(Records contained in a dataset)
+ + + + + + +

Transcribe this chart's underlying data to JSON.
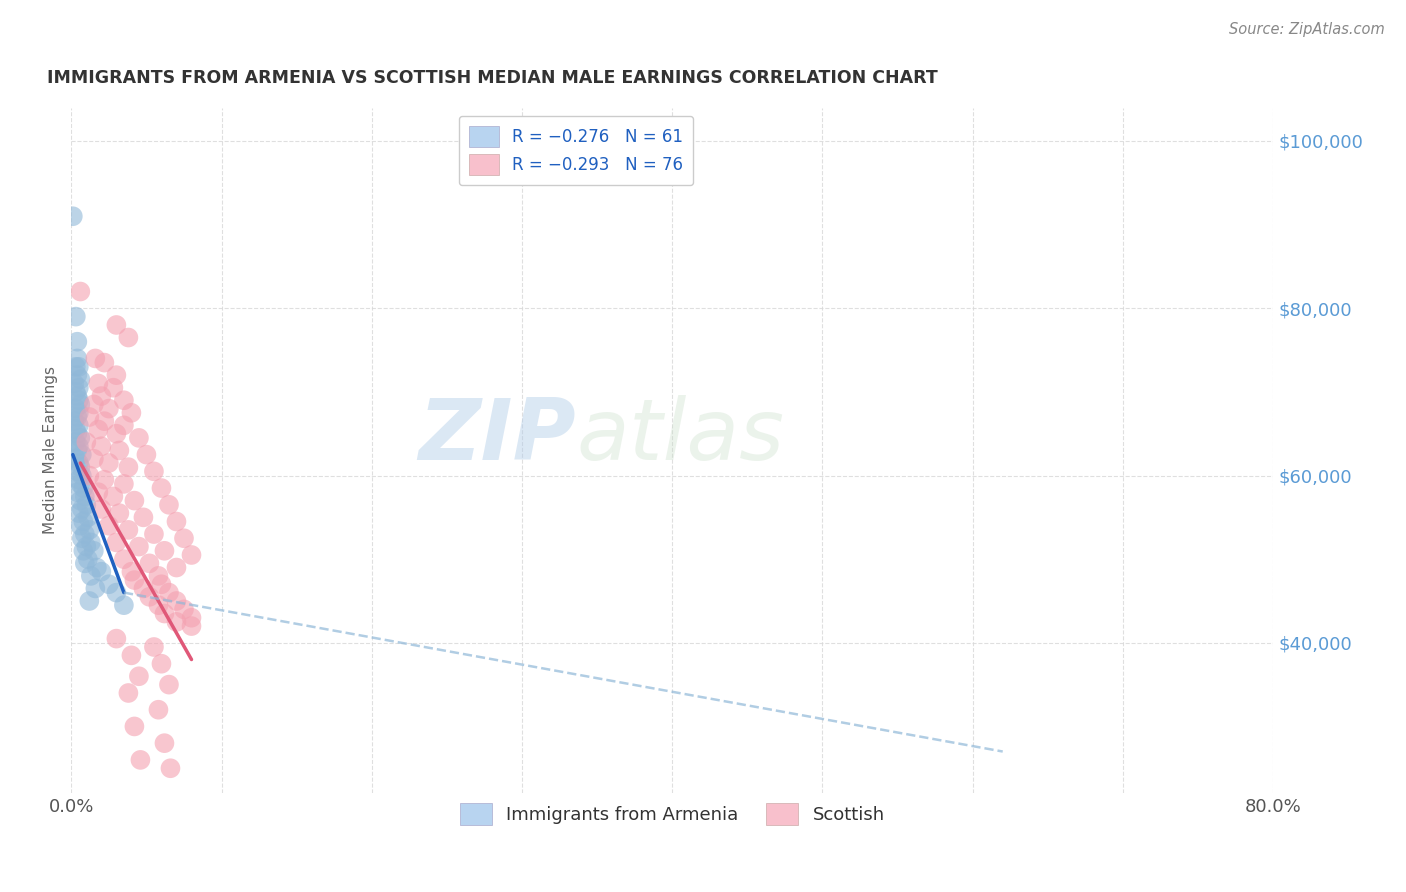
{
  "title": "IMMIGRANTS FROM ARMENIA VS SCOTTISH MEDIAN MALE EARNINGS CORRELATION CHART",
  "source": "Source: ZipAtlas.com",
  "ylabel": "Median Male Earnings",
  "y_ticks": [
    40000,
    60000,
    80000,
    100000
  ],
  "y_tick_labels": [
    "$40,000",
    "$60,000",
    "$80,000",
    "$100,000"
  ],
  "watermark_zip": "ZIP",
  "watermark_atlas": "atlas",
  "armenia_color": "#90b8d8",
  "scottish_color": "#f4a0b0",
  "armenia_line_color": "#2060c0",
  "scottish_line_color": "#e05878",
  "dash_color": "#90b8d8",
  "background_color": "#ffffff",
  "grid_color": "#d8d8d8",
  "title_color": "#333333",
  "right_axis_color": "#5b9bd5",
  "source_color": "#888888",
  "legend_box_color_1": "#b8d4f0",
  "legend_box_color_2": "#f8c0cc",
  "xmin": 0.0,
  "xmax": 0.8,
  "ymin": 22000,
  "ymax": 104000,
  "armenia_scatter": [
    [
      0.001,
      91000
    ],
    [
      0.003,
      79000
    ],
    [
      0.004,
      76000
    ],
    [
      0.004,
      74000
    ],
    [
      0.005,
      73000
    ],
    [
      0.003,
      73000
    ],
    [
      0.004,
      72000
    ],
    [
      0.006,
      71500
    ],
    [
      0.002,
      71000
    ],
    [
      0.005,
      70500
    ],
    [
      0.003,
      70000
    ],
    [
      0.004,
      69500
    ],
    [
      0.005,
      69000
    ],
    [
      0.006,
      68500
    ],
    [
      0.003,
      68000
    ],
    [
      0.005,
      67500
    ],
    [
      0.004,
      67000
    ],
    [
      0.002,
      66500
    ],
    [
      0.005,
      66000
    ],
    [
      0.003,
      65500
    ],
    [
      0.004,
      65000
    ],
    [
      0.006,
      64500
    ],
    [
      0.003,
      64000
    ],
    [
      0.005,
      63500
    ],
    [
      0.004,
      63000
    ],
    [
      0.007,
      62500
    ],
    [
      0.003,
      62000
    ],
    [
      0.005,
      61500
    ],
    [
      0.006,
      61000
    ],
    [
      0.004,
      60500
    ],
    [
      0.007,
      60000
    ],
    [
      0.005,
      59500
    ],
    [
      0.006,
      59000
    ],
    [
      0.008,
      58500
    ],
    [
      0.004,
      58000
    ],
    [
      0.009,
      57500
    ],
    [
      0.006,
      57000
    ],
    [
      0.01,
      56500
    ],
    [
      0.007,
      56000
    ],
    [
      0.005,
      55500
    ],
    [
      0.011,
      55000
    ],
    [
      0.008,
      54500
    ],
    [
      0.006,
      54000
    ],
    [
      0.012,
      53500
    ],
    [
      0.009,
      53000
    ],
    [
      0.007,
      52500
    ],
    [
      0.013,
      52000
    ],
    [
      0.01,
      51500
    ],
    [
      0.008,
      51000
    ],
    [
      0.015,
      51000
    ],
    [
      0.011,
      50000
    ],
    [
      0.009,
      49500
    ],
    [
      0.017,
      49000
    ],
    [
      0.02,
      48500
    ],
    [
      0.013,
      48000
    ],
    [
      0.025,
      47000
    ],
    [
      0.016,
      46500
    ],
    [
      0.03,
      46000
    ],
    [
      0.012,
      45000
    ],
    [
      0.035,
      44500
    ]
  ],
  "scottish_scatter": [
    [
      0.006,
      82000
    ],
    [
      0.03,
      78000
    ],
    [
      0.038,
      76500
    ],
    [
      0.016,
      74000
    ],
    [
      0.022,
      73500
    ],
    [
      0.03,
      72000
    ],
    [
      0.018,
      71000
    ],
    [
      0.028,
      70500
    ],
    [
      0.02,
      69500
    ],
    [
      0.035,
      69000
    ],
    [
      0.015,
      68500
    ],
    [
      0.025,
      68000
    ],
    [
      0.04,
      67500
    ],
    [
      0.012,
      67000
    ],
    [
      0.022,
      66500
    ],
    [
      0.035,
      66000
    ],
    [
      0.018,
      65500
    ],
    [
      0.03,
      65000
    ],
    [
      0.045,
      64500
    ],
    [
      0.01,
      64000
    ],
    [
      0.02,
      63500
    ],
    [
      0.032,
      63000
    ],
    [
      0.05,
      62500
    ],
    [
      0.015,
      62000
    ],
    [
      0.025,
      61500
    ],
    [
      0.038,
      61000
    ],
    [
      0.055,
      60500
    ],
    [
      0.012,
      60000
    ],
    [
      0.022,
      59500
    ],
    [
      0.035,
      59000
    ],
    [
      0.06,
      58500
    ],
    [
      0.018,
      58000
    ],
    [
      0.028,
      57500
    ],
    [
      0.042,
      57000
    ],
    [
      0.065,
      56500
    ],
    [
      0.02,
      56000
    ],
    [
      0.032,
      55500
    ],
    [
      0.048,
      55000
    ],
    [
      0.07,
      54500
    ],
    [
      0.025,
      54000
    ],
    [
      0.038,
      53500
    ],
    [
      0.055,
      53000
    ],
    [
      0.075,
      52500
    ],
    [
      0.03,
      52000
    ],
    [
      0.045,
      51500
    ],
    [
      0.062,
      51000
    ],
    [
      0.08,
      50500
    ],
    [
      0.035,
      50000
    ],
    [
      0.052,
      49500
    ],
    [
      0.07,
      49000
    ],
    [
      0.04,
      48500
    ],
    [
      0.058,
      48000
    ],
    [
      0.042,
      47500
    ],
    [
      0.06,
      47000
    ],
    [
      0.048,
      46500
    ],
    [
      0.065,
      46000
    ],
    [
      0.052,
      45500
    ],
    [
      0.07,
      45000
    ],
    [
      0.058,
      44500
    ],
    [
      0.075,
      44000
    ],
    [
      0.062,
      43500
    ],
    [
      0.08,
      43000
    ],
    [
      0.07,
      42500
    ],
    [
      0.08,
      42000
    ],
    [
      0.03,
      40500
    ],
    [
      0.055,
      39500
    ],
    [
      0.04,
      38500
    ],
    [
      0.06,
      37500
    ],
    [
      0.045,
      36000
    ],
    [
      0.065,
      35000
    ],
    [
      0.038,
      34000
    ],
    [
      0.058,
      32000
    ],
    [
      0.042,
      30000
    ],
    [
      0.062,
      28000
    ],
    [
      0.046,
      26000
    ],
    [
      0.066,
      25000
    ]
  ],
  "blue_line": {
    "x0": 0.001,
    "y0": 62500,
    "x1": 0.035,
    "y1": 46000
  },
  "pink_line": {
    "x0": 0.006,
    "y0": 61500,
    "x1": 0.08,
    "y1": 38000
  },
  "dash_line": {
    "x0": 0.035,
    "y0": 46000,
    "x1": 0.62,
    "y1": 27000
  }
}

+ + + + + + +

*Problem to solve*:
Copy out all of the material exactly as written, without its pictures.

*Answer for this exercise*:
Transcribe this chart's underlying data to JSON.
{
  "title": "IMMIGRANTS FROM ARMENIA VS SCOTTISH MEDIAN MALE EARNINGS CORRELATION CHART",
  "source": "Source: ZipAtlas.com",
  "ylabel": "Median Male Earnings",
  "y_ticks": [
    40000,
    60000,
    80000,
    100000
  ],
  "y_tick_labels": [
    "$40,000",
    "$60,000",
    "$80,000",
    "$100,000"
  ],
  "watermark_zip": "ZIP",
  "watermark_atlas": "atlas",
  "armenia_color": "#90b8d8",
  "scottish_color": "#f4a0b0",
  "armenia_line_color": "#2060c0",
  "scottish_line_color": "#e05878",
  "dash_color": "#90b8d8",
  "background_color": "#ffffff",
  "grid_color": "#d8d8d8",
  "title_color": "#333333",
  "right_axis_color": "#5b9bd5",
  "source_color": "#888888",
  "legend_box_color_1": "#b8d4f0",
  "legend_box_color_2": "#f8c0cc",
  "xmin": 0.0,
  "xmax": 0.8,
  "ymin": 22000,
  "ymax": 104000,
  "armenia_scatter": [
    [
      0.001,
      91000
    ],
    [
      0.003,
      79000
    ],
    [
      0.004,
      76000
    ],
    [
      0.004,
      74000
    ],
    [
      0.005,
      73000
    ],
    [
      0.003,
      73000
    ],
    [
      0.004,
      72000
    ],
    [
      0.006,
      71500
    ],
    [
      0.002,
      71000
    ],
    [
      0.005,
      70500
    ],
    [
      0.003,
      70000
    ],
    [
      0.004,
      69500
    ],
    [
      0.005,
      69000
    ],
    [
      0.006,
      68500
    ],
    [
      0.003,
      68000
    ],
    [
      0.005,
      67500
    ],
    [
      0.004,
      67000
    ],
    [
      0.002,
      66500
    ],
    [
      0.005,
      66000
    ],
    [
      0.003,
      65500
    ],
    [
      0.004,
      65000
    ],
    [
      0.006,
      64500
    ],
    [
      0.003,
      64000
    ],
    [
      0.005,
      63500
    ],
    [
      0.004,
      63000
    ],
    [
      0.007,
      62500
    ],
    [
      0.003,
      62000
    ],
    [
      0.005,
      61500
    ],
    [
      0.006,
      61000
    ],
    [
      0.004,
      60500
    ],
    [
      0.007,
      60000
    ],
    [
      0.005,
      59500
    ],
    [
      0.006,
      59000
    ],
    [
      0.008,
      58500
    ],
    [
      0.004,
      58000
    ],
    [
      0.009,
      57500
    ],
    [
      0.006,
      57000
    ],
    [
      0.01,
      56500
    ],
    [
      0.007,
      56000
    ],
    [
      0.005,
      55500
    ],
    [
      0.011,
      55000
    ],
    [
      0.008,
      54500
    ],
    [
      0.006,
      54000
    ],
    [
      0.012,
      53500
    ],
    [
      0.009,
      53000
    ],
    [
      0.007,
      52500
    ],
    [
      0.013,
      52000
    ],
    [
      0.01,
      51500
    ],
    [
      0.008,
      51000
    ],
    [
      0.015,
      51000
    ],
    [
      0.011,
      50000
    ],
    [
      0.009,
      49500
    ],
    [
      0.017,
      49000
    ],
    [
      0.02,
      48500
    ],
    [
      0.013,
      48000
    ],
    [
      0.025,
      47000
    ],
    [
      0.016,
      46500
    ],
    [
      0.03,
      46000
    ],
    [
      0.012,
      45000
    ],
    [
      0.035,
      44500
    ]
  ],
  "scottish_scatter": [
    [
      0.006,
      82000
    ],
    [
      0.03,
      78000
    ],
    [
      0.038,
      76500
    ],
    [
      0.016,
      74000
    ],
    [
      0.022,
      73500
    ],
    [
      0.03,
      72000
    ],
    [
      0.018,
      71000
    ],
    [
      0.028,
      70500
    ],
    [
      0.02,
      69500
    ],
    [
      0.035,
      69000
    ],
    [
      0.015,
      68500
    ],
    [
      0.025,
      68000
    ],
    [
      0.04,
      67500
    ],
    [
      0.012,
      67000
    ],
    [
      0.022,
      66500
    ],
    [
      0.035,
      66000
    ],
    [
      0.018,
      65500
    ],
    [
      0.03,
      65000
    ],
    [
      0.045,
      64500
    ],
    [
      0.01,
      64000
    ],
    [
      0.02,
      63500
    ],
    [
      0.032,
      63000
    ],
    [
      0.05,
      62500
    ],
    [
      0.015,
      62000
    ],
    [
      0.025,
      61500
    ],
    [
      0.038,
      61000
    ],
    [
      0.055,
      60500
    ],
    [
      0.012,
      60000
    ],
    [
      0.022,
      59500
    ],
    [
      0.035,
      59000
    ],
    [
      0.06,
      58500
    ],
    [
      0.018,
      58000
    ],
    [
      0.028,
      57500
    ],
    [
      0.042,
      57000
    ],
    [
      0.065,
      56500
    ],
    [
      0.02,
      56000
    ],
    [
      0.032,
      55500
    ],
    [
      0.048,
      55000
    ],
    [
      0.07,
      54500
    ],
    [
      0.025,
      54000
    ],
    [
      0.038,
      53500
    ],
    [
      0.055,
      53000
    ],
    [
      0.075,
      52500
    ],
    [
      0.03,
      52000
    ],
    [
      0.045,
      51500
    ],
    [
      0.062,
      51000
    ],
    [
      0.08,
      50500
    ],
    [
      0.035,
      50000
    ],
    [
      0.052,
      49500
    ],
    [
      0.07,
      49000
    ],
    [
      0.04,
      48500
    ],
    [
      0.058,
      48000
    ],
    [
      0.042,
      47500
    ],
    [
      0.06,
      47000
    ],
    [
      0.048,
      46500
    ],
    [
      0.065,
      46000
    ],
    [
      0.052,
      45500
    ],
    [
      0.07,
      45000
    ],
    [
      0.058,
      44500
    ],
    [
      0.075,
      44000
    ],
    [
      0.062,
      43500
    ],
    [
      0.08,
      43000
    ],
    [
      0.07,
      42500
    ],
    [
      0.08,
      42000
    ],
    [
      0.03,
      40500
    ],
    [
      0.055,
      39500
    ],
    [
      0.04,
      38500
    ],
    [
      0.06,
      37500
    ],
    [
      0.045,
      36000
    ],
    [
      0.065,
      35000
    ],
    [
      0.038,
      34000
    ],
    [
      0.058,
      32000
    ],
    [
      0.042,
      30000
    ],
    [
      0.062,
      28000
    ],
    [
      0.046,
      26000
    ],
    [
      0.066,
      25000
    ]
  ],
  "blue_line": {
    "x0": 0.001,
    "y0": 62500,
    "x1": 0.035,
    "y1": 46000
  },
  "pink_line": {
    "x0": 0.006,
    "y0": 61500,
    "x1": 0.08,
    "y1": 38000
  },
  "dash_line": {
    "x0": 0.035,
    "y0": 46000,
    "x1": 0.62,
    "y1": 27000
  }
}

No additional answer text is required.